= Problem description =
Go through the entries below and collect each line with the string "bien" in it.

◇ ◇ ◇ ◇ ◇

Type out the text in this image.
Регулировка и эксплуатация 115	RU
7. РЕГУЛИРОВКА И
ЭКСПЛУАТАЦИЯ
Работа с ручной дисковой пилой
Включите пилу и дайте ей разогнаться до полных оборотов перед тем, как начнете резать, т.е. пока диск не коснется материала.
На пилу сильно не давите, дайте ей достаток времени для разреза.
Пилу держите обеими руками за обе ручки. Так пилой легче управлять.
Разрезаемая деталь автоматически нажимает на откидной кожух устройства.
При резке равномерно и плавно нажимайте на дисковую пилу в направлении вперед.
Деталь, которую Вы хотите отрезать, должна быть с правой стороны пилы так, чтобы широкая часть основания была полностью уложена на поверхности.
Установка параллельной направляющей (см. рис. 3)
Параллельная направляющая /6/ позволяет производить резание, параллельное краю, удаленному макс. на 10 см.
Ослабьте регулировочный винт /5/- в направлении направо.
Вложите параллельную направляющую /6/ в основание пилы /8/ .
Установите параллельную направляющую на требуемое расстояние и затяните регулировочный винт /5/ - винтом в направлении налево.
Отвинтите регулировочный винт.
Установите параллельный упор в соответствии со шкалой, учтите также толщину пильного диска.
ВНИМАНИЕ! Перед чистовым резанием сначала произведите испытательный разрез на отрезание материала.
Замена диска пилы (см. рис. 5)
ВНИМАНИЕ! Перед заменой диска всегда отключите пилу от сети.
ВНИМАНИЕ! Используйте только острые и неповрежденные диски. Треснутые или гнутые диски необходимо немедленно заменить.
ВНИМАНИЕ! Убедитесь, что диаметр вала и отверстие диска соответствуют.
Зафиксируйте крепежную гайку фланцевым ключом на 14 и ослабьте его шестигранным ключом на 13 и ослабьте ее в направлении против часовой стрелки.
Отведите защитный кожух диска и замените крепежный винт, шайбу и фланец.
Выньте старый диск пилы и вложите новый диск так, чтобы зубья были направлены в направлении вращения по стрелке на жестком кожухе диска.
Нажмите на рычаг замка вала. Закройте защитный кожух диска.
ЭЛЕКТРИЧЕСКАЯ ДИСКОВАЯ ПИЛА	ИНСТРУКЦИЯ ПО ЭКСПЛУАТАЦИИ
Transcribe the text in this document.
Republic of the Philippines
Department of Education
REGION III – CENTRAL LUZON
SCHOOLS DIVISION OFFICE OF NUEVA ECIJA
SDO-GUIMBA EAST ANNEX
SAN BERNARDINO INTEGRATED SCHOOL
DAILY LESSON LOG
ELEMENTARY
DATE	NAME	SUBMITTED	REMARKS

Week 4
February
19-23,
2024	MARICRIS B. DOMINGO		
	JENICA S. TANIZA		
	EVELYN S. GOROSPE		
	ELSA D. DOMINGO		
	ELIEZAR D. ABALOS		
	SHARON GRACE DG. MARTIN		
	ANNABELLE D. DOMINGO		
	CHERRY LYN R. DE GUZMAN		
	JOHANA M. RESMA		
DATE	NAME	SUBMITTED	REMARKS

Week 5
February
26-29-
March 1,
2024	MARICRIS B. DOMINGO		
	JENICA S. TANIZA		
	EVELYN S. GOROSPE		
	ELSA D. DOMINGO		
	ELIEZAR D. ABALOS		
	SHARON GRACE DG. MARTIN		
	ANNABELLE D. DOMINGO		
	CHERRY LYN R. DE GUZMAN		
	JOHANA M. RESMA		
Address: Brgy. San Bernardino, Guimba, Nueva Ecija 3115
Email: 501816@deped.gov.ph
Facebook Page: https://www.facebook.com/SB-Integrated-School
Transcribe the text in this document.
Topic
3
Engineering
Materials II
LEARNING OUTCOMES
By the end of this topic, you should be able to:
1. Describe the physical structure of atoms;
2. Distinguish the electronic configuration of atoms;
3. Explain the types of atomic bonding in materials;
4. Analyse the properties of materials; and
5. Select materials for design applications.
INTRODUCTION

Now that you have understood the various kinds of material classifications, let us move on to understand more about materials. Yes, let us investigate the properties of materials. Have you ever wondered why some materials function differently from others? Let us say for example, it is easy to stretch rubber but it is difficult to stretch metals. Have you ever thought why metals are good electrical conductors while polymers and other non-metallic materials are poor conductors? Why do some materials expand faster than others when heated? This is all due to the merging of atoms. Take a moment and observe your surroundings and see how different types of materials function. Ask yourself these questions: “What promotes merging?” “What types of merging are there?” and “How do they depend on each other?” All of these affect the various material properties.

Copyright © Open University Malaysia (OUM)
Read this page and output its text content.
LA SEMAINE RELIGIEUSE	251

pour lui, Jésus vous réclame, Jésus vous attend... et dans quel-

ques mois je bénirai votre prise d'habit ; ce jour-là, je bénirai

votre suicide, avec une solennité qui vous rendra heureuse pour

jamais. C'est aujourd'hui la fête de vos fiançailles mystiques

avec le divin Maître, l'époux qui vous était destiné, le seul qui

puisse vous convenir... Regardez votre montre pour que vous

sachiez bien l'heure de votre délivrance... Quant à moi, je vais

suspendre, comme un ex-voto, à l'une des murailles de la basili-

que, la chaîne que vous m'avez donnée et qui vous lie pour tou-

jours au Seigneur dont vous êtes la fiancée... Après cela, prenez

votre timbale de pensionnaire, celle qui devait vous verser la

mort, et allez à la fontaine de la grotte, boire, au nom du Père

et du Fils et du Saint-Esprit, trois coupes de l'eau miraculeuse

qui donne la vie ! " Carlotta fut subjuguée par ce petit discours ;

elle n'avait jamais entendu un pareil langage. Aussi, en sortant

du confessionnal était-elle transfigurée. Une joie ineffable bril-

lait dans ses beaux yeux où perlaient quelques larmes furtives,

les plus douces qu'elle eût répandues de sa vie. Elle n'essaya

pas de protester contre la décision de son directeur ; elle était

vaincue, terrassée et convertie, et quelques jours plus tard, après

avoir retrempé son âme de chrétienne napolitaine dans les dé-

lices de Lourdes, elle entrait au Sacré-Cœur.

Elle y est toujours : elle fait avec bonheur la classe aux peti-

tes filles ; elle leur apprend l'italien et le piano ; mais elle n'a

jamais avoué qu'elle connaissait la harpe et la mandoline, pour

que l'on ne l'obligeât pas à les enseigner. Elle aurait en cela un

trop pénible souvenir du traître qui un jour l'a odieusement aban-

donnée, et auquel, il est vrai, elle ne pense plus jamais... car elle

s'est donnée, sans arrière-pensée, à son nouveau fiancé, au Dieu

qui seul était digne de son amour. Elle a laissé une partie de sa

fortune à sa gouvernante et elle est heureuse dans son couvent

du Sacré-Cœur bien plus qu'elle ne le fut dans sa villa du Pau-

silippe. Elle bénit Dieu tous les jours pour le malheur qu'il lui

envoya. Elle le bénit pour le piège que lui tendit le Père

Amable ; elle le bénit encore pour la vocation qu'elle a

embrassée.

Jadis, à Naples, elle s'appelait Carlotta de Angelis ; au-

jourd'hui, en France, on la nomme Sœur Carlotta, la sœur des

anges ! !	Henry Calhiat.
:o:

◇ ◇ ◇ ◇ ◇

= The completed task =
sachiez bien l'heure de votre délivrance... Quant à moi, je vais
du Sacré-Cœur bien plus qu'elle ne le fut dans sa villa du Pau-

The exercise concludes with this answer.